If you’ve been paying attention, you will note that this is very similar to how a world map works. So naturally, one day you put the two and two together and you put the photo tiles on top of map tiles. And thus, the admittedly quite unfinished Map view was born.

Screenshot of the map view showing some photos on top of the Atacama desert

Now there are some cool things going on there. I’m sure you might have some questions, like where is that, why photos be that way, how is algorithms, etc. What an interesting blog post that would be, right? Haha! We’re not doing that today. Today, as everyday, we go on an adventure of tangents instead.

The Motivation

Why THE HELL is this so laggy on my brand and shiny new laptop from the future?

— Me, recently

I got a new laptop recently, and because I hate myself, I’m now running Fedora on AMD. I’m mostly kidding, because it’s been pretty good actually. There are definitely… uhh.. weird things that happen at random points in time however. One of those weird things is that while the main scrolly timeline / album view runs fairly smoothly on it, the aforementioned Map view is most decidedly not.

WTF, is it like an OpenStreetMap thing? How can one view be super smooth and the other one so laggy, they’re both just showing photo tiles… ooooooooooohhhh.

— Me, shortly afterwards

We need to go one level deeper.

How does the map view work?

» **Dataset excerpt**
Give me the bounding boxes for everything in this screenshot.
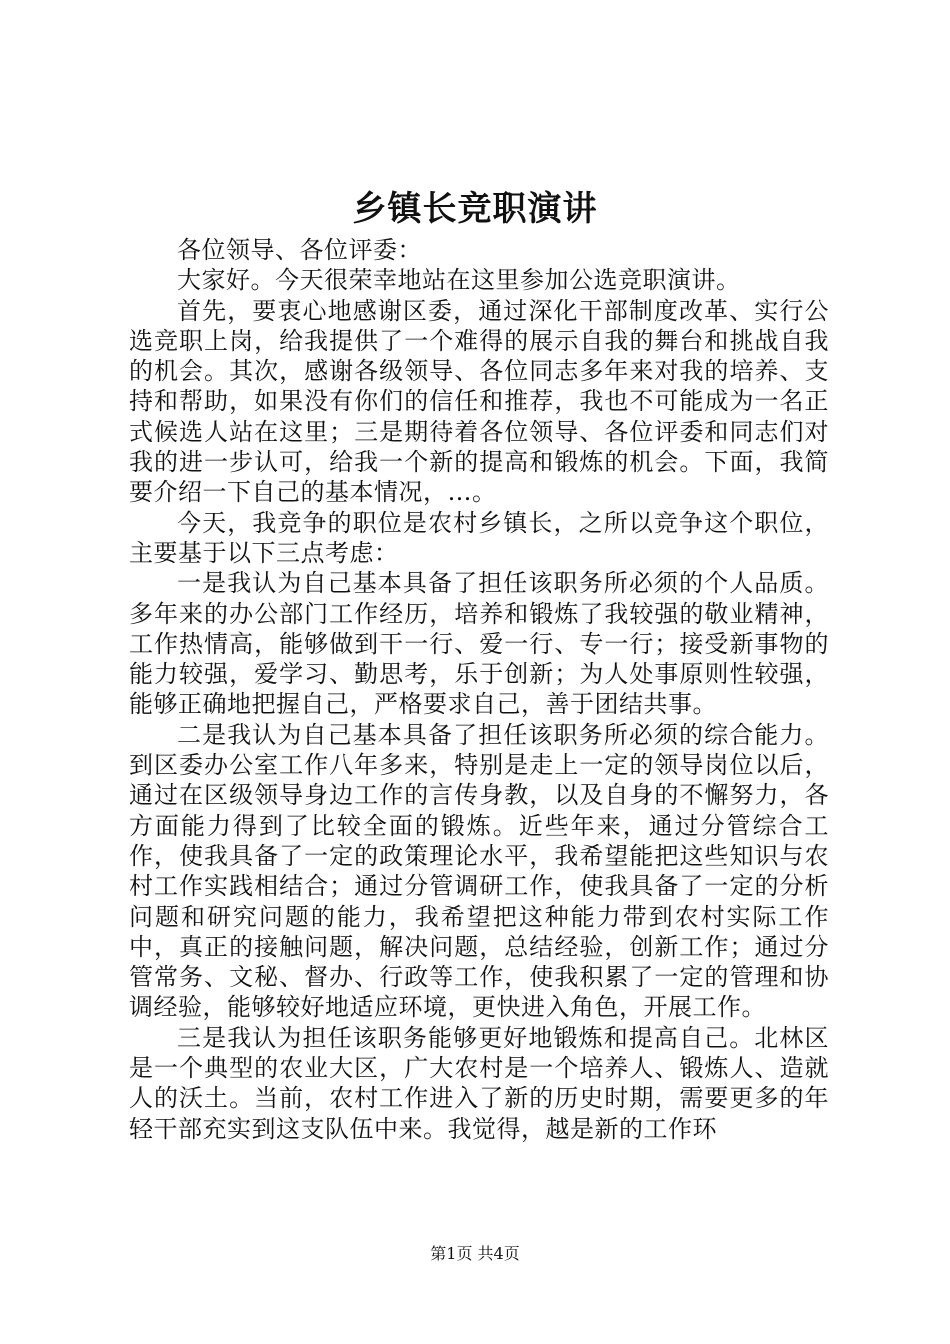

» **Problem description**
Copy the passage on the laggy map view, starting with "Why THE HELL" and going on through "one level deeper.", and substitute "notebook" for every "laptop". The data plays no part in what comes next.

» **Exercise output**
Why THE HELL is this so laggy on my brand and shiny new notebook from the future?

— Me, recently

I got a new notebook recently, and because I hate myself, I’m now running Fedora on AMD. I’m mostly kidding, because it’s been pretty good actually. There are definitely… uhh.. weird things that happen at random points in time however. One of those weird things is that while the main scrolly timeline / album view runs fairly smoothly on it, the aforementioned Map view is most decidedly not.

WTF, is it like an OpenStreetMap thing? How can one view be super smooth and the other one so laggy, they’re both just showing photo tiles… ooooooooooohhhh.

— Me, shortly afterwards

We need to go one level deeper.